▸ **Exercise aim**
Restate the full set of records exactly, word for word.

(Stored data)

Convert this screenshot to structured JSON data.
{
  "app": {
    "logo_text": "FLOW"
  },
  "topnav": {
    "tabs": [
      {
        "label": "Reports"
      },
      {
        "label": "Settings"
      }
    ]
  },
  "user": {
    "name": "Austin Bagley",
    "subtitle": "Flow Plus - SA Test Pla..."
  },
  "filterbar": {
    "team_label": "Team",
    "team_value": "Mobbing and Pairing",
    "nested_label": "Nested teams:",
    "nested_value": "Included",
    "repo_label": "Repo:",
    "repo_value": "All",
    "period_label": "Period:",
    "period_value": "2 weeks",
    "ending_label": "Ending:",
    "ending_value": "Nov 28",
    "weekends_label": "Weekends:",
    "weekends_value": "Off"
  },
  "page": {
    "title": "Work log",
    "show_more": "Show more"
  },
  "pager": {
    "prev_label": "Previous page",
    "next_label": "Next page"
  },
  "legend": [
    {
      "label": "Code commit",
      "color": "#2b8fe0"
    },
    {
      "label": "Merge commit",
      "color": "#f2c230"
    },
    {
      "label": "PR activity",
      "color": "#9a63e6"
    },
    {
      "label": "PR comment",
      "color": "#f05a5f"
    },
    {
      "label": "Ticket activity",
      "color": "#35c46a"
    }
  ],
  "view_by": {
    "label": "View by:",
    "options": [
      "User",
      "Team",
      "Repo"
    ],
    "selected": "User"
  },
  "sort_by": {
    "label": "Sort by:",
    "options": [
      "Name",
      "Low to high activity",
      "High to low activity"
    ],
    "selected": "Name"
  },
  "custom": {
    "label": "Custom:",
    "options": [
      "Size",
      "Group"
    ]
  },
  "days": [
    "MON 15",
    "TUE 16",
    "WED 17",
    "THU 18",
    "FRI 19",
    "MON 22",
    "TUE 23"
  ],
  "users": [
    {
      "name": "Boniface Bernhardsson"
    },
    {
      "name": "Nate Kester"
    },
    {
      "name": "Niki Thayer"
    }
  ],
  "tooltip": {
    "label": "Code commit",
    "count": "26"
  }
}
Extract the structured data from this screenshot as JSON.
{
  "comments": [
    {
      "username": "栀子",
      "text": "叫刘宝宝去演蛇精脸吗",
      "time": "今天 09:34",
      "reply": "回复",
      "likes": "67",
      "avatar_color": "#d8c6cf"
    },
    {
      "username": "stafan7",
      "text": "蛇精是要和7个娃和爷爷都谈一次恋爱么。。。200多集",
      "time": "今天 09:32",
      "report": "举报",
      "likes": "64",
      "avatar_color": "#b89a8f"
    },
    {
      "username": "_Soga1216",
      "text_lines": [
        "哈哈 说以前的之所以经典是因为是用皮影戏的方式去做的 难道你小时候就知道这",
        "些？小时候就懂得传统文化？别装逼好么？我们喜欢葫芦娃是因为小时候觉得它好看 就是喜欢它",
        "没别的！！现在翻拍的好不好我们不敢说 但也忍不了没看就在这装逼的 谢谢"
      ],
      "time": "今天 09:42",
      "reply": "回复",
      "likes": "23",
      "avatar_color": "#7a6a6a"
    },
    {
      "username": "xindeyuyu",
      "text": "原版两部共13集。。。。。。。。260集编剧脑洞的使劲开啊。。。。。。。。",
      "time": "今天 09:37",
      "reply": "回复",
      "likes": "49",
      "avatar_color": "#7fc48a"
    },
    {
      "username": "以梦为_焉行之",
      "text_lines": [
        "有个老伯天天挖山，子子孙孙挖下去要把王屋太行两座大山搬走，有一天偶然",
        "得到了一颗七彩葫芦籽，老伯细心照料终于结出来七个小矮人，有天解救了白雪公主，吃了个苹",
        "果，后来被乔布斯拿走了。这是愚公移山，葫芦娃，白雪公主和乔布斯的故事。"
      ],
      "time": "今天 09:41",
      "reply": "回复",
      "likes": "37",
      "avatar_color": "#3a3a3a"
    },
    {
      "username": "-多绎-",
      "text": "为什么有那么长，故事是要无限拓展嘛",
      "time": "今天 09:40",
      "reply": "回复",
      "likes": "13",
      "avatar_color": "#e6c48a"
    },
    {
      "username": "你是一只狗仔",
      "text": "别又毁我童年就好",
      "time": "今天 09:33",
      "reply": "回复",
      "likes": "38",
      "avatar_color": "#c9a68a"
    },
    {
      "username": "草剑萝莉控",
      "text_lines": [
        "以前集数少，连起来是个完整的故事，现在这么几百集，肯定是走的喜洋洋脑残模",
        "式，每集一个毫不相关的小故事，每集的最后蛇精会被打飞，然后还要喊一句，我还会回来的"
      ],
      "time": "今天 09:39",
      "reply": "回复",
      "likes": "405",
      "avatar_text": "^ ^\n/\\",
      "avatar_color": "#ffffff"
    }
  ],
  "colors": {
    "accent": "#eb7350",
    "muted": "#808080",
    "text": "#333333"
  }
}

▸ **Written reply**
Convert this screenshot to structured JSON data.
{
  "app": {
    "logo_text": "FLOW"
  },
  "topnav": {
    "tabs": [
      {
        "label": "Reports"
      },
      {
        "label": "Settings"
      }
    ]
  },
  "user": {
    "name": "Austin Bagley",
    "subtitle": "Flow Plus - SA Test Pla..."
  },
  "filterbar": {
    "team_label": "Team",
    "team_value": "Mobbing and Pairing",
    "nested_label": "Nested teams:",
    "nested_value": "Included",
    "repo_label": "Repo:",
    "repo_value": "All",
    "period_label": "Period:",
    "period_value": "2 weeks",
    "ending_label": "Ending:",
    "ending_value": "Nov 28",
    "weekends_label": "Weekends:",
    "weekends_value": "Off"
  },
  "page": {
    "title": "Work log",
    "show_more": "Show more"
  },
  "pager": {
    "prev_label": "Previous page",
    "next_label": "Next page"
  },
  "legend": [
    {
      "label": "Code commit",
      "color": "#2b8fe0"
    },
    {
      "label": "Merge commit",
      "color": "#f2c230"
    },
    {
      "label": "PR activity",
      "color": "#9a63e6"
    },
    {
      "label": "PR comment",
      "color": "#f05a5f"
    },
    {
      "label": "Ticket activity",
      "color": "#35c46a"
    }
  ],
  "view_by": {
    "label": "View by:",
    "options": [
      "User",
      "Team",
      "Repo"
    ],
    "selected": "User"
  },
  "sort_by": {
    "label": "Sort by:",
    "options": [
      "Name",
      "Low to high activity",
      "High to low activity"
    ],
    "selected": "Name"
  },
  "custom": {
    "label": "Custom:",
    "options": [
      "Size",
      "Group"
    ]
  },
  "days": [
    "MON 15",
    "TUE 16",
    "WED 17",
    "THU 18",
    "FRI 19",
    "MON 22",
    "TUE 23"
  ],
  "users": [
    {
      "name": "Boniface Bernhardsson"
    },
    {
      "name": "Nate Kester"
    },
    {
      "name": "Niki Thayer"
    }
  ],
  "tooltip": {
    "label": "Code commit",
    "count": "26"
  }
}
Extract the structured data from this screenshot as JSON.
{
  "comments": [
    {
      "username": "栀子",
      "text": "叫刘宝宝去演蛇精脸吗",
      "time": "今天 09:34",
      "reply": "回复",
      "likes": "67",
      "avatar_color": "#d8c6cf"
    },
    {
      "username": "stafan7",
      "text": "蛇精是要和7个娃和爷爷都谈一次恋爱么。。。200多集",
      "time": "今天 09:32",
      "report": "举报",
      "likes": "64",
      "avatar_color": "#b89a8f"
    },
    {
      "username": "_Soga1216",
      "text_lines": [
        "哈哈 说以前的之所以经典是因为是用皮影戏的方式去做的 难道你小时候就知道这",
        "些？小时候就懂得传统文化？别装逼好么？我们喜欢葫芦娃是因为小时候觉得它好看 就是喜欢它",
        "没别的！！现在翻拍的好不好我们不敢说 但也忍不了没看就在这装逼的 谢谢"
      ],
      "time": "今天 09:42",
      "reply": "回复",
      "likes": "23",
      "avatar_color": "#7a6a6a"
    },
    {
      "username": "xindeyuyu",
      "text": "原版两部共13集。。。。。。。。260集编剧脑洞的使劲开啊。。。。。。。。",
      "time": "今天 09:37",
      "reply": "回复",
      "likes": "49",
      "avatar_color": "#7fc48a"
    },
    {
      "username": "以梦为_焉行之",
      "text_lines": [
        "有个老伯天天挖山，子子孙孙挖下去要把王屋太行两座大山搬走，有一天偶然",
        "得到了一颗七彩葫芦籽，老伯细心照料终于结出来七个小矮人，有天解救了白雪公主，吃了个苹",
        "果，后来被乔布斯拿走了。这是愚公移山，葫芦娃，白雪公主和乔布斯的故事。"
      ],
      "time": "今天 09:41",
      "reply": "回复",
      "likes": "37",
      "avatar_color": "#3a3a3a"
    },
    {
      "username": "-多绎-",
      "text": "为什么有那么长，故事是要无限拓展嘛",
      "time": "今天 09:40",
      "reply": "回复",
      "likes": "13",
      "avatar_color": "#e6c48a"
    },
    {
      "username": "你是一只狗仔",
      "text": "别又毁我童年就好",
      "time": "今天 09:33",
      "reply": "回复",
      "likes": "38",
      "avatar_color": "#c9a68a"
    },
    {
      "username": "草剑萝莉控",
      "text_lines": [
        "以前集数少，连起来是个完整的故事，现在这么几百集，肯定是走的喜洋洋脑残模",
        "式，每集一个毫不相关的小故事，每集的最后蛇精会被打飞，然后还要喊一句，我还会回来的"
      ],
      "time": "今天 09:39",
      "reply": "回复",
      "likes": "405",
      "avatar_text": "^ ^\n/\\",
      "avatar_color": "#ffffff"
    }
  ],
  "colors": {
    "accent": "#eb7350",
    "muted": "#808080",
    "text": "#333333"
  }
}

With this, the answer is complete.